- **Task objective**: Find the string "ChronosTS" in the listing and report every line that has it.

- **Records from a collection of figures**:
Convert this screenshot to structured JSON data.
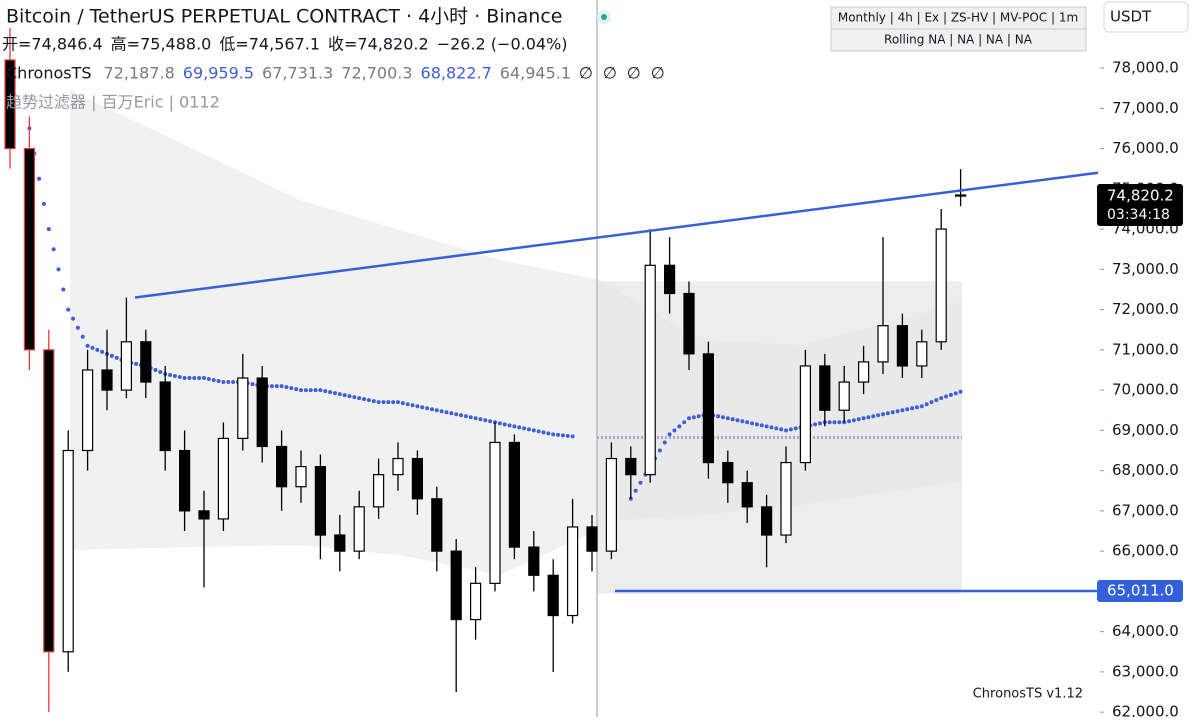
{
  "chart_data": {
    "type": "candlestick",
    "title": "Bitcoin / TetherUS PERPETUAL CONTRACT · 4小时 · Binance",
    "ohlc_text": [
      "开=74,846.4",
      "高=75,488.0",
      "低=74,567.1",
      "收=74,820.2",
      "−26.2 (−0.04%)"
    ],
    "indicator": {
      "name": "ChronosTS",
      "values": [
        72187.8,
        69959.5,
        67731.3,
        72700.3,
        68822.7,
        64945.1
      ],
      "value_labels": [
        "72,187.8",
        "69,959.5",
        "67,731.3",
        "72,700.3",
        "68,822.7",
        "64,945.1"
      ],
      "extras": [
        "∅",
        "∅",
        "∅",
        "∅"
      ]
    },
    "subtitle": "趋势过滤器 | 百万Eric | 0112",
    "info_box": [
      "Monthly | 4h | Ex | ZS-HV | MV-POC | 1m",
      "Rolling NA | NA | NA | NA"
    ],
    "currency": "USDT",
    "footer": "ChronosTS v1.12",
    "close_label": "74,820.2",
    "countdown": "03:34:18",
    "support": {
      "value": 65011,
      "label": "65,011.0"
    },
    "trend_line": {
      "start": 72300,
      "end": 75400
    },
    "ylim": [
      61880,
      79690
    ],
    "yticks": [
      {
        "value": 62000,
        "label": "62,000.0"
      },
      {
        "value": 63000,
        "label": "63,000.0"
      },
      {
        "value": 64000,
        "label": "64,000.0"
      },
      {
        "value": 65000,
        "label": "65,000.0"
      },
      {
        "value": 66000,
        "label": "66,000.0"
      },
      {
        "value": 67000,
        "label": "67,000.0"
      },
      {
        "value": 68000,
        "label": "68,000.0"
      },
      {
        "value": 69000,
        "label": "69,000.0"
      },
      {
        "value": 70000,
        "label": "70,000.0"
      },
      {
        "value": 71000,
        "label": "71,000.0"
      },
      {
        "value": 72000,
        "label": "72,000.0"
      },
      {
        "value": 73000,
        "label": "73,000.0"
      },
      {
        "value": 74000,
        "label": "74,000.0"
      },
      {
        "value": 75000,
        "label": "75,000.0"
      },
      {
        "value": 76000,
        "label": "76,000.0"
      },
      {
        "value": 77000,
        "label": "77,000.0"
      },
      {
        "value": 78000,
        "label": "78,000.0"
      }
    ],
    "candles": [
      {
        "open": 78200,
        "high": 79000,
        "low": 75500,
        "close": 76000
      },
      {
        "open": 76000,
        "high": 76800,
        "low": 70500,
        "close": 71000
      },
      {
        "open": 71000,
        "high": 71500,
        "low": 62000,
        "close": 63500
      },
      {
        "open": 63500,
        "high": 69000,
        "low": 63000,
        "close": 68500
      },
      {
        "open": 68500,
        "high": 71000,
        "low": 68000,
        "close": 70500
      },
      {
        "open": 70500,
        "high": 71500,
        "low": 69500,
        "close": 70000
      },
      {
        "open": 70000,
        "high": 72300,
        "low": 69800,
        "close": 71200
      },
      {
        "open": 71200,
        "high": 71500,
        "low": 69800,
        "close": 70200
      },
      {
        "open": 70200,
        "high": 70600,
        "low": 68000,
        "close": 68500
      },
      {
        "open": 68500,
        "high": 69000,
        "low": 66500,
        "close": 67000
      },
      {
        "open": 67000,
        "high": 67500,
        "low": 65100,
        "close": 66800
      },
      {
        "open": 66800,
        "high": 69200,
        "low": 66500,
        "close": 68800
      },
      {
        "open": 68800,
        "high": 70900,
        "low": 68500,
        "close": 70300
      },
      {
        "open": 70300,
        "high": 70600,
        "low": 68200,
        "close": 68600
      },
      {
        "open": 68600,
        "high": 69000,
        "low": 67000,
        "close": 67600
      },
      {
        "open": 67600,
        "high": 68500,
        "low": 67200,
        "close": 68100
      },
      {
        "open": 68100,
        "high": 68400,
        "low": 65800,
        "close": 66400
      },
      {
        "open": 66400,
        "high": 66900,
        "low": 65500,
        "close": 66000
      },
      {
        "open": 66000,
        "high": 67500,
        "low": 65800,
        "close": 67100
      },
      {
        "open": 67100,
        "high": 68300,
        "low": 66800,
        "close": 67900
      },
      {
        "open": 67900,
        "high": 68700,
        "low": 67500,
        "close": 68300
      },
      {
        "open": 68300,
        "high": 68500,
        "low": 66900,
        "close": 67300
      },
      {
        "open": 67300,
        "high": 67600,
        "low": 65500,
        "close": 66000
      },
      {
        "open": 66000,
        "high": 66300,
        "low": 62500,
        "close": 64300
      },
      {
        "open": 64300,
        "high": 65600,
        "low": 63800,
        "close": 65200
      },
      {
        "open": 65200,
        "high": 69200,
        "low": 65000,
        "close": 68700
      },
      {
        "open": 68700,
        "high": 68900,
        "low": 65800,
        "close": 66100
      },
      {
        "open": 66100,
        "high": 66500,
        "low": 65000,
        "close": 65400
      },
      {
        "open": 65400,
        "high": 65800,
        "low": 63000,
        "close": 64400
      },
      {
        "open": 64400,
        "high": 67300,
        "low": 64200,
        "close": 66600
      },
      {
        "open": 66600,
        "high": 66900,
        "low": 65500,
        "close": 66000
      },
      {
        "open": 66000,
        "high": 68700,
        "low": 65800,
        "close": 68300
      },
      {
        "open": 68300,
        "high": 68600,
        "low": 67300,
        "close": 67900
      },
      {
        "open": 67900,
        "high": 74000,
        "low": 67700,
        "close": 73100
      },
      {
        "open": 73100,
        "high": 73800,
        "low": 71900,
        "close": 72400
      },
      {
        "open": 72400,
        "high": 72700,
        "low": 70500,
        "close": 70900
      },
      {
        "open": 70900,
        "high": 71200,
        "low": 67800,
        "close": 68200
      },
      {
        "open": 68200,
        "high": 68500,
        "low": 67200,
        "close": 67700
      },
      {
        "open": 67700,
        "high": 68000,
        "low": 66700,
        "close": 67100
      },
      {
        "open": 67100,
        "high": 67400,
        "low": 65600,
        "close": 66400
      },
      {
        "open": 66400,
        "high": 68600,
        "low": 66200,
        "close": 68200
      },
      {
        "open": 68200,
        "high": 71000,
        "low": 68000,
        "close": 70600
      },
      {
        "open": 70600,
        "high": 70900,
        "low": 69100,
        "close": 69500
      },
      {
        "open": 69500,
        "high": 70600,
        "low": 69200,
        "close": 70200
      },
      {
        "open": 70200,
        "high": 71100,
        "low": 69900,
        "close": 70700
      },
      {
        "open": 70700,
        "high": 73800,
        "low": 70400,
        "close": 71600
      },
      {
        "open": 71600,
        "high": 71900,
        "low": 70300,
        "close": 70600
      },
      {
        "open": 70600,
        "high": 71500,
        "low": 70300,
        "close": 71200
      },
      {
        "open": 71200,
        "high": 74500,
        "low": 71000,
        "close": 74000
      },
      {
        "open": 74846.4,
        "high": 75488,
        "low": 74567.1,
        "close": 74820.2
      }
    ],
    "ma": [
      null,
      76500,
      74000,
      72000,
      71100,
      70900,
      70700,
      70600,
      70400,
      70300,
      70300,
      70200,
      70200,
      70100,
      70100,
      70000,
      70000,
      69900,
      69800,
      69700,
      69700,
      69600,
      69500,
      69400,
      69300,
      69200,
      69100,
      69000,
      68900,
      68850,
      null,
      null,
      null,
      null,
      null,
      null,
      null,
      null,
      null,
      null,
      null,
      null,
      null,
      null,
      null,
      null,
      null,
      null,
      null,
      null
    ],
    "ma2": [
      null,
      null,
      null,
      null,
      null,
      null,
      null,
      null,
      null,
      null,
      null,
      null,
      null,
      null,
      null,
      null,
      null,
      null,
      null,
      null,
      null,
      null,
      null,
      null,
      null,
      null,
      null,
      null,
      null,
      null,
      null,
      null,
      67300,
      68100,
      68900,
      69300,
      69400,
      69300,
      69200,
      69100,
      69000,
      69100,
      69200,
      69200,
      69300,
      69400,
      69500,
      69600,
      69800,
      69960
    ]
  }
}
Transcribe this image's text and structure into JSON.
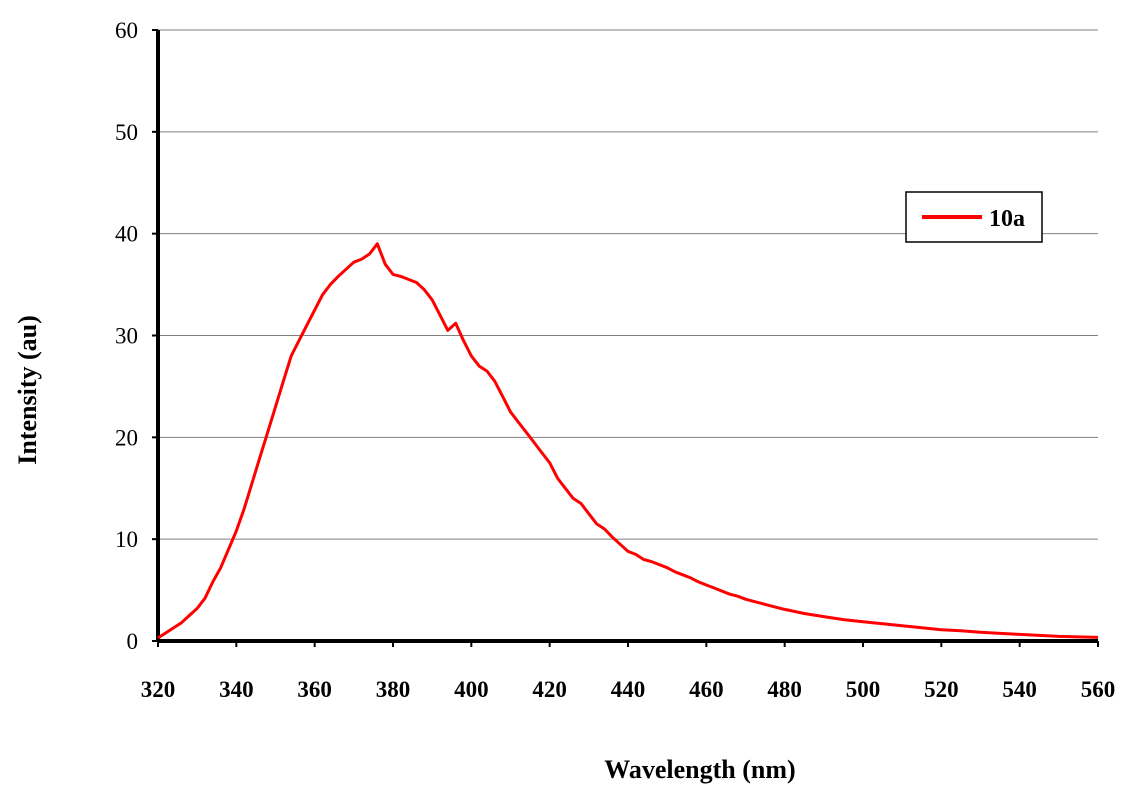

- **Result of the exercise**:
      "name": "ChronosTS",
    "footer": "ChronosTS v1.12",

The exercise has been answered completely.